DATA FOR THIS TASK:
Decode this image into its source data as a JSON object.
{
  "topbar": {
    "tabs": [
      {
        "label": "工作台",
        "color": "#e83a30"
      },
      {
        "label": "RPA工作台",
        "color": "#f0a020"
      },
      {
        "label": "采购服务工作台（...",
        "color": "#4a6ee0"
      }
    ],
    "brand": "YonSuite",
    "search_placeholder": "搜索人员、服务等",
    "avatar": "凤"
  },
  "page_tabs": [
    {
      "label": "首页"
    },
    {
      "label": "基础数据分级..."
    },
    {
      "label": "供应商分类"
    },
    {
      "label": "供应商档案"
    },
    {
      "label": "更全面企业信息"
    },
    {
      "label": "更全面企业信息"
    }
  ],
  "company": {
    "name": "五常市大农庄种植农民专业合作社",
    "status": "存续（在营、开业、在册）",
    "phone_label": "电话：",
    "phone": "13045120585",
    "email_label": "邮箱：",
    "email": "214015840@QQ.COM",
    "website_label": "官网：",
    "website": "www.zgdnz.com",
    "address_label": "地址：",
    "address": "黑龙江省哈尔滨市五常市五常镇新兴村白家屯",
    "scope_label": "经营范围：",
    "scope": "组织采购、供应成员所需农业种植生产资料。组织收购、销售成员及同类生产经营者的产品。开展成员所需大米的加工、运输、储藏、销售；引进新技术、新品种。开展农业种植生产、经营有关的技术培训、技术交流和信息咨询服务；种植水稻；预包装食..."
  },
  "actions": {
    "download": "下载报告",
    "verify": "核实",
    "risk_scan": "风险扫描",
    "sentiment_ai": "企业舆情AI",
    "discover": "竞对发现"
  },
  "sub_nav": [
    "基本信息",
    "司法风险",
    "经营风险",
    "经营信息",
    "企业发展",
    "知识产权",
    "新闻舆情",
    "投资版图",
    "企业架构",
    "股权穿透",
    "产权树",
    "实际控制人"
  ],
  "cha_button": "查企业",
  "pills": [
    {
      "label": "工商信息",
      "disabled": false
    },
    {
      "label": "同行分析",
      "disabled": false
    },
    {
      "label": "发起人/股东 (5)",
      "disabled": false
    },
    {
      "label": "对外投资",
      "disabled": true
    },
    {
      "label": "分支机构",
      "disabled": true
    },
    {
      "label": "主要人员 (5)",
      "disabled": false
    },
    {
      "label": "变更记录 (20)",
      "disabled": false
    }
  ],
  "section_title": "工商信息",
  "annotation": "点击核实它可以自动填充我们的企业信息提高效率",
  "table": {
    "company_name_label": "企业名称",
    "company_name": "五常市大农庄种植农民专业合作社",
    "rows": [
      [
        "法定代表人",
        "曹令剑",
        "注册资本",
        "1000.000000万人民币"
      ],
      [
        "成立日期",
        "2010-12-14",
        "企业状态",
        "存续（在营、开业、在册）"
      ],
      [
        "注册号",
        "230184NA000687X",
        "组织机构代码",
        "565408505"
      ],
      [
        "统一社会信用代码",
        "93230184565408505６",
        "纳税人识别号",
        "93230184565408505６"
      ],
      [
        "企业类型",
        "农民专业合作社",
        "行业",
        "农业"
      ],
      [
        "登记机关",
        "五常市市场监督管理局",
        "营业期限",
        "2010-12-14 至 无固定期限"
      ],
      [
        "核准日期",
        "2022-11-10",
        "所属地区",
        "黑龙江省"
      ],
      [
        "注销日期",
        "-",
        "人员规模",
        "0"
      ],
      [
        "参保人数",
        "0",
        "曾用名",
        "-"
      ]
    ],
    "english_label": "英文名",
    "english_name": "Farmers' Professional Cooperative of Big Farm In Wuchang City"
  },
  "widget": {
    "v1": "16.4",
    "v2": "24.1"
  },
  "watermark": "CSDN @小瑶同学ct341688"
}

SET PROBLEM: Output every line above without altering anything.

OUTPUT FOR THIS EXERCISE:
Decode this image into its source data as a JSON object.
{
  "topbar": {
    "tabs": [
      {
        "label": "工作台",
        "color": "#e83a30"
      },
      {
        "label": "RPA工作台",
        "color": "#f0a020"
      },
      {
        "label": "采购服务工作台（...",
        "color": "#4a6ee0"
      }
    ],
    "brand": "YonSuite",
    "search_placeholder": "搜索人员、服务等",
    "avatar": "凤"
  },
  "page_tabs": [
    {
      "label": "首页"
    },
    {
      "label": "基础数据分级..."
    },
    {
      "label": "供应商分类"
    },
    {
      "label": "供应商档案"
    },
    {
      "label": "更全面企业信息"
    },
    {
      "label": "更全面企业信息"
    }
  ],
  "company": {
    "name": "五常市大农庄种植农民专业合作社",
    "status": "存续（在营、开业、在册）",
    "phone_label": "电话：",
    "phone": "13045120585",
    "email_label": "邮箱：",
    "email": "214015840@QQ.COM",
    "website_label": "官网：",
    "website": "www.zgdnz.com",
    "address_label": "地址：",
    "address": "黑龙江省哈尔滨市五常市五常镇新兴村白家屯",
    "scope_label": "经营范围：",
    "scope": "组织采购、供应成员所需农业种植生产资料。组织收购、销售成员及同类生产经营者的产品。开展成员所需大米的加工、运输、储藏、销售；引进新技术、新品种。开展农业种植生产、经营有关的技术培训、技术交流和信息咨询服务；种植水稻；预包装食..."
  },
  "actions": {
    "download": "下载报告",
    "verify": "核实",
    "risk_scan": "风险扫描",
    "sentiment_ai": "企业舆情AI",
    "discover": "竞对发现"
  },
  "sub_nav": [
    "基本信息",
    "司法风险",
    "经营风险",
    "经营信息",
    "企业发展",
    "知识产权",
    "新闻舆情",
    "投资版图",
    "企业架构",
    "股权穿透",
    "产权树",
    "实际控制人"
  ],
  "cha_button": "查企业",
  "pills": [
    {
      "label": "工商信息",
      "disabled": false
    },
    {
      "label": "同行分析",
      "disabled": false
    },
    {
      "label": "发起人/股东 (5)",
      "disabled": false
    },
    {
      "label": "对外投资",
      "disabled": true
    },
    {
      "label": "分支机构",
      "disabled": true
    },
    {
      "label": "主要人员 (5)",
      "disabled": false
    },
    {
      "label": "变更记录 (20)",
      "disabled": false
    }
  ],
  "section_title": "工商信息",
  "annotation": "点击核实它可以自动填充我们的企业信息提高效率",
  "table": {
    "company_name_label": "企业名称",
    "company_name": "五常市大农庄种植农民专业合作社",
    "rows": [
      [
        "法定代表人",
        "曹令剑",
        "注册资本",
        "1000.000000万人民币"
      ],
      [
        "成立日期",
        "2010-12-14",
        "企业状态",
        "存续（在营、开业、在册）"
      ],
      [
        "注册号",
        "230184NA000687X",
        "组织机构代码",
        "565408505"
      ],
      [
        "统一社会信用代码",
        "93230184565408505６",
        "纳税人识别号",
        "93230184565408505６"
      ],
      [
        "企业类型",
        "农民专业合作社",
        "行业",
        "农业"
      ],
      [
        "登记机关",
        "五常市市场监督管理局",
        "营业期限",
        "2010-12-14 至 无固定期限"
      ],
      [
        "核准日期",
        "2022-11-10",
        "所属地区",
        "黑龙江省"
      ],
      [
        "注销日期",
        "-",
        "人员规模",
        "0"
      ],
      [
        "参保人数",
        "0",
        "曾用名",
        "-"
      ]
    ],
    "english_label": "英文名",
    "english_name": "Farmers' Professional Cooperative of Big Farm In Wuchang City"
  },
  "widget": {
    "v1": "16.4",
    "v2": "24.1"
  },
  "watermark": "CSDN @小瑶同学ct341688"
}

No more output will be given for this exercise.